══ Article fourni

Avant que les avions de chasse F-35 de pointe d’Israël ne s’élancent pour attaquer les installations nucléaires et les hauts responsables militaires iraniens, une menace plus discrète, mais tout aussi redoutable, avait déjà franchi les frontières : des centaines de drones quadricoptères armés d’explosifs.
Selon des sources proches de l’opération, Israël a passé des mois à faire passer en contrebande, via des valises, des camions ou des conteneurs, des composants pour ces drones ainsi que des munitions pouvant être tirées à distance. De petites unités équipées de ces armes ont été déployées à proximité des défenses antiaériennes iraniennes et des sites de lancement de missiles.
Au moment de l’attaque israélienne, certaines équipes ont neutralisé les défenses aériennes, tandis que d’autres ont ciblé les lanceurs de missiles à leur sortie des hangars. Cette manœuvre, coordonnée et chirurgicale, explique en partie pourquoi la réponse iranienne est restée relativement modérée.
Ces événements illustrent aussi comment une technologie accessible, telle que des drones du commerce, redessine le champ de bataille en rendant vulnérables même les défenses les plus avancées.
Une scène emblématique de l’opération s’est déroulée vendredi, lorsque des excavatrices ont été vues en train de dégager les débris d’un immeuble résidentiel à Téhéran, après des frappes aériennes israéliennes. Des images montrent la fumée s’élevant au-dessus de la province de Kermanshah, dans l’ouest de l’Iran.
Selon l’ancien haut responsable du Mossad Sima Shine, aujourd’hui directrice du programme Iran à l’Institut d’études sur la sécurité nationale, Israël s’attendait à une riposte iranienne bien plus lourde. « L’Iran a des ressources considérables. Ce qui s’est passé ne veut pas dire que le pire est derrière nous », a-t-elle averti.
Pourtant, les frappes israéliennes, qui ont notamment visé des sites souterrains de missiles sol-sol et des tunnels de stockage, ont porté un coup sévère à la capacité offensive iranienne. Tsahal a revendiqué l’usage de 70 avions de chasse ayant passé plus de deux heures dans l’espace aérien iranien — une profondeur d’intervention sans précédent.

════

> _Tâches à réaliser_
A – Selon l'article, comment Israël a-t-il fait passer en contrebande les composants des drones et les munitions ? Citez tous ces moyens.
B – Recopiez le passage de l'article qui commence par les mots « Selon des sources » et s'arrête après « restée relativement modérée. ».
C – D'après l'article, combien d'avions de chasse Tsahal dit-il avoir employés dans les frappes ?
Le matériel placé après cet article n'est pas nécessaire.

══ Matériel fourni

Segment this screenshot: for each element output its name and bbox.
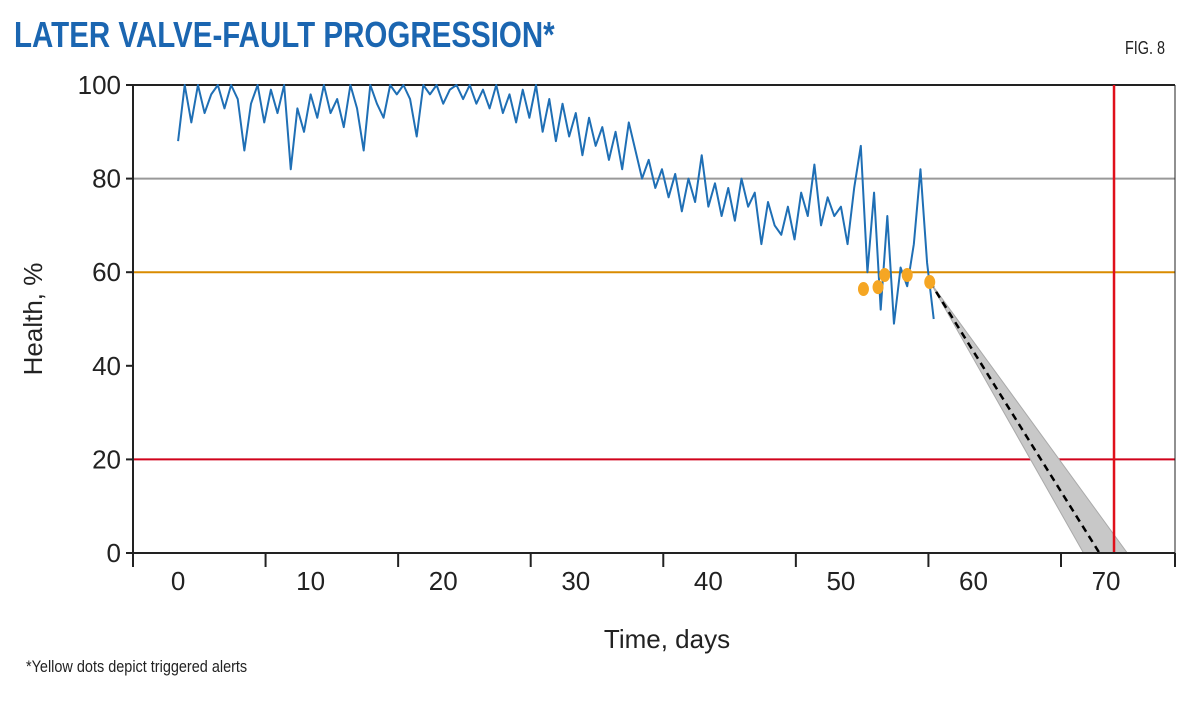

════

> _Solutions proposées_
A – Des valises, des camions et des conteneurs.

B –
Selon des sources proches de l’opération, Israël a passé des mois à faire passer en contrebande, via des valises, des camions ou des conteneurs, des composants pour ces drones ainsi que des munitions pouvant être tirées à distance. De petites unités équipées de ces armes ont été déployées à proximité des défenses antiaériennes iraniennes et des sites de lancement de missiles.
Au moment de l’attaque israélienne, certaines équipes ont neutralisé les défenses aériennes, tandis que d’autres ont ciblé les lanceurs de missiles à leur sortie des hangars. Cette manœuvre, coordonnée et chirurgicale, explique en partie pourquoi la réponse iranienne est restée relativement modérée.

C – 70 avions de chasse.